Entries with figure data:
*****

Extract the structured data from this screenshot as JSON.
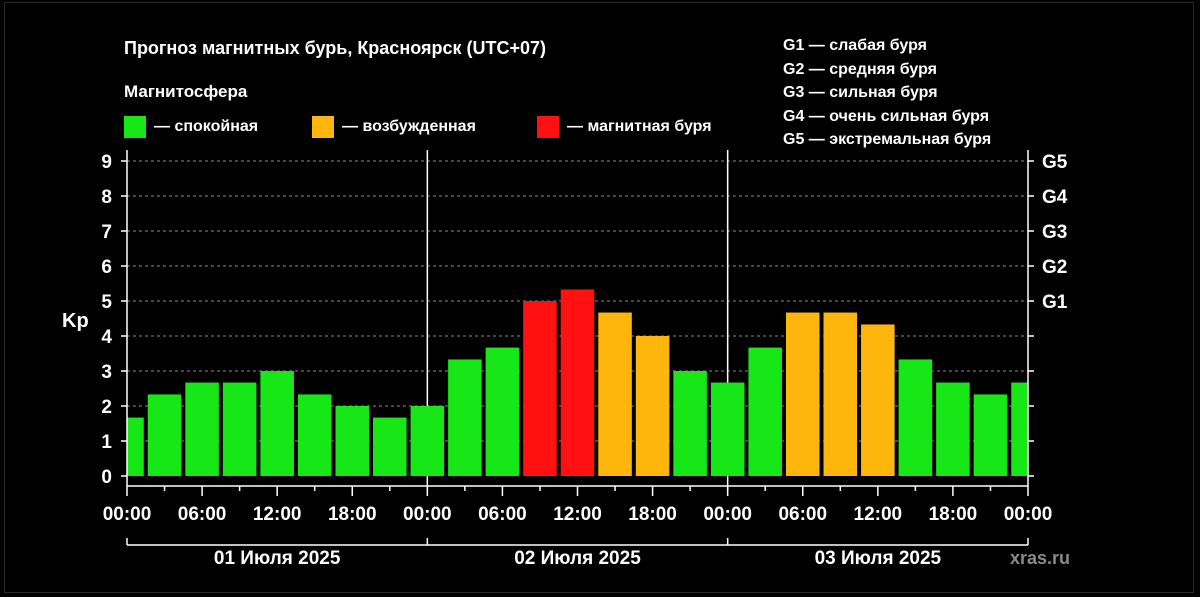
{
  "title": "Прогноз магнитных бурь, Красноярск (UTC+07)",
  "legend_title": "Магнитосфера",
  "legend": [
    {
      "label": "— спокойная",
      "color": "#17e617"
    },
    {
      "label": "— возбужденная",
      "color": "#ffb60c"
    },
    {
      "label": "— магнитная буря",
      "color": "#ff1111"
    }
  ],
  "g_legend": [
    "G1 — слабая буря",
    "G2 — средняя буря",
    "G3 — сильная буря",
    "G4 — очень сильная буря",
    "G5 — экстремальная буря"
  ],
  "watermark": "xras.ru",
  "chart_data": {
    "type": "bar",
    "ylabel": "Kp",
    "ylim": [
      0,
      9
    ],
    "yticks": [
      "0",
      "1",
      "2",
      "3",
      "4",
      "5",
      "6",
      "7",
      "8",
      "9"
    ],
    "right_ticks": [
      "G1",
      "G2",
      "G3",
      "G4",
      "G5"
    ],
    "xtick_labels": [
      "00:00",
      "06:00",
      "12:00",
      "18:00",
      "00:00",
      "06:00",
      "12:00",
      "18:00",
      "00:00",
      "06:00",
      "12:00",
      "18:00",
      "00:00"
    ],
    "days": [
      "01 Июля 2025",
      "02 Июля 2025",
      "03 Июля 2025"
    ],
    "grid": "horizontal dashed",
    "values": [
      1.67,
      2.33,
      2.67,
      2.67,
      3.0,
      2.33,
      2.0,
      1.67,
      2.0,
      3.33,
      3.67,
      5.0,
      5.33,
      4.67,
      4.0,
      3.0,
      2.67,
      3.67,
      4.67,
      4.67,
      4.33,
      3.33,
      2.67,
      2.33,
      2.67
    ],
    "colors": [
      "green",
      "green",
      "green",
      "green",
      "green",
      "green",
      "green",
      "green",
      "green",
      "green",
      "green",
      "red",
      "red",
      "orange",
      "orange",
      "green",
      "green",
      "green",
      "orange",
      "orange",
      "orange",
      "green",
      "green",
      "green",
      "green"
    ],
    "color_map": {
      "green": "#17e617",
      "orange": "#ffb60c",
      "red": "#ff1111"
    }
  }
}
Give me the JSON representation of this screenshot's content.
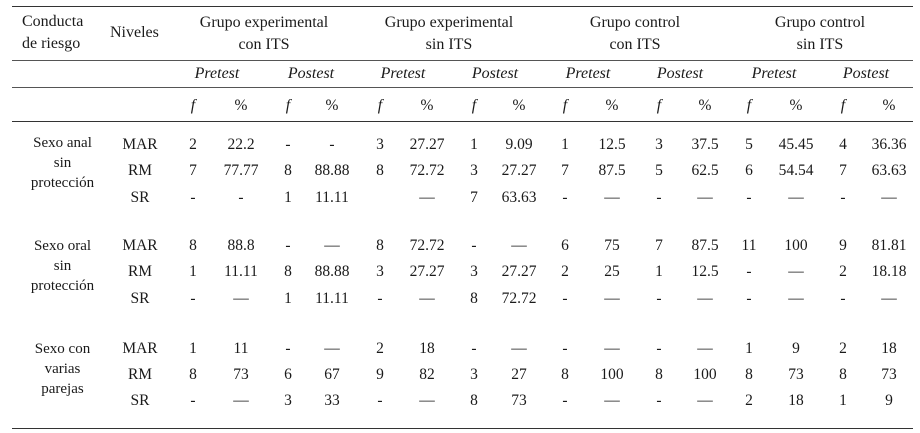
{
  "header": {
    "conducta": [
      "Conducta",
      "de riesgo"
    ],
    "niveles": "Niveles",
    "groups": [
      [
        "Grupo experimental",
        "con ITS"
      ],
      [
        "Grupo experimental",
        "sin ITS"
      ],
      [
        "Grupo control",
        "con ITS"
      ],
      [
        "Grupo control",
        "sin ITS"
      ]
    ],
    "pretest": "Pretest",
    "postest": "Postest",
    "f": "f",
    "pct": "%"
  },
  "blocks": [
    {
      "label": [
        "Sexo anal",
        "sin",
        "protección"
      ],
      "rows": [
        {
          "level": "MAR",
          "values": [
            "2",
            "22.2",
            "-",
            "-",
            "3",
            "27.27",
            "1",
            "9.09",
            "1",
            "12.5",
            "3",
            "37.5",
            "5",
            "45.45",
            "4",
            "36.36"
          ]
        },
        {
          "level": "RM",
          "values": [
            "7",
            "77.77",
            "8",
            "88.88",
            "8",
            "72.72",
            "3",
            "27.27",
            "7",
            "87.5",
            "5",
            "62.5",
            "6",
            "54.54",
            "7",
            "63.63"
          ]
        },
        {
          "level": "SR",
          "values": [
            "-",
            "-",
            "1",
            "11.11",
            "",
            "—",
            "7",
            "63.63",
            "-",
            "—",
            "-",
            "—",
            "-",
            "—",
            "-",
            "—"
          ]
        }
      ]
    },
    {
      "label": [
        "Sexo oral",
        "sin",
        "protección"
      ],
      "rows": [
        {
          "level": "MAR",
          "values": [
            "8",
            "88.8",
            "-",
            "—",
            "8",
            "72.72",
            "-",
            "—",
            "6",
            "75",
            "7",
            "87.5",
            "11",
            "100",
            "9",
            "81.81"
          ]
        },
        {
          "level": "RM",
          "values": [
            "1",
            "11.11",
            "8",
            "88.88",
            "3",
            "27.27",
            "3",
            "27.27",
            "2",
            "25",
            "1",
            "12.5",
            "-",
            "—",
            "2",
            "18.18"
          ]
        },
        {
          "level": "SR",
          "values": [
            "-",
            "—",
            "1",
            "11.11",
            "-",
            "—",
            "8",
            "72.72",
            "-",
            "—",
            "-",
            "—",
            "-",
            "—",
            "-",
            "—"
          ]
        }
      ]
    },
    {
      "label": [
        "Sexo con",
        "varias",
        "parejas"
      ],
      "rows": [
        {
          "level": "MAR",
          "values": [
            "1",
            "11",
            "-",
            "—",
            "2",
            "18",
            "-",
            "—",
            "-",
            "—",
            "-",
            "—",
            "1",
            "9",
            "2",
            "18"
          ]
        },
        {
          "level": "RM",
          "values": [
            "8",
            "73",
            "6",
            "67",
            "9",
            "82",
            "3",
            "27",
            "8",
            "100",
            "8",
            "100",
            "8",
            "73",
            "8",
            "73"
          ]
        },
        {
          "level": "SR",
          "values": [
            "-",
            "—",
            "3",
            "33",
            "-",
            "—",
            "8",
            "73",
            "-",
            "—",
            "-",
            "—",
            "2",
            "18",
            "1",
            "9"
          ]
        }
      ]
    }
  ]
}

*****

=== Requirement ===
Filter the data for the string "screenshot" and copy every line that has it.

=== The reply ===
Extract the structured data from this screenshot as JSON.
Give me the JSON representation of this screenshot's content.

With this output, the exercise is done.